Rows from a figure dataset
################

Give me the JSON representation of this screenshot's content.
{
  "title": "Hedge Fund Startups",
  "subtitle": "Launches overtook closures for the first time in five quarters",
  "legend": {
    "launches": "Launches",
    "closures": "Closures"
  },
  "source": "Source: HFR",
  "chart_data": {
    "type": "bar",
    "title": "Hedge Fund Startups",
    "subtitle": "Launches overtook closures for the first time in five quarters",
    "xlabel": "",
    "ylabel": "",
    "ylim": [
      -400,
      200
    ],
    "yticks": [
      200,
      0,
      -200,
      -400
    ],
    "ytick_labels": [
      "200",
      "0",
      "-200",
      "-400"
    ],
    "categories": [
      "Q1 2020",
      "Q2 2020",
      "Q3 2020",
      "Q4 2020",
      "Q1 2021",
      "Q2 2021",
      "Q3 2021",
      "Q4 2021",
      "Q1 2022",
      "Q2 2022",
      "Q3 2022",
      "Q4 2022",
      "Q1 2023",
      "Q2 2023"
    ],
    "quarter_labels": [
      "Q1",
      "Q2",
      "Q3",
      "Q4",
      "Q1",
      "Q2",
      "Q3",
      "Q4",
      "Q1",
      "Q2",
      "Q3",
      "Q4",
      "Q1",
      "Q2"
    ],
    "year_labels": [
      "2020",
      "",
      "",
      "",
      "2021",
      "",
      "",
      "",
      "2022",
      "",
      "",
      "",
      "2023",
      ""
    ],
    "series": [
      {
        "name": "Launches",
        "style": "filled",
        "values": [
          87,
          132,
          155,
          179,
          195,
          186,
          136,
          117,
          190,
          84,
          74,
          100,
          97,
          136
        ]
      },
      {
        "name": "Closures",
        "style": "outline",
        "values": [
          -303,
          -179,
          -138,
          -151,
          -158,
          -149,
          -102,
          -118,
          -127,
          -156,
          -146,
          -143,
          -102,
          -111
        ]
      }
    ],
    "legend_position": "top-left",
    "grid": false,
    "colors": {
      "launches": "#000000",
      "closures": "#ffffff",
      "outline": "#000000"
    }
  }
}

################

To do ::
Take every line above carrying "first" and return it.

Problem solution ::
  "subtitle": "Launches overtook closures for the first time in five quarters",
    "subtitle": "Launches overtook closures for the first time in five quarters",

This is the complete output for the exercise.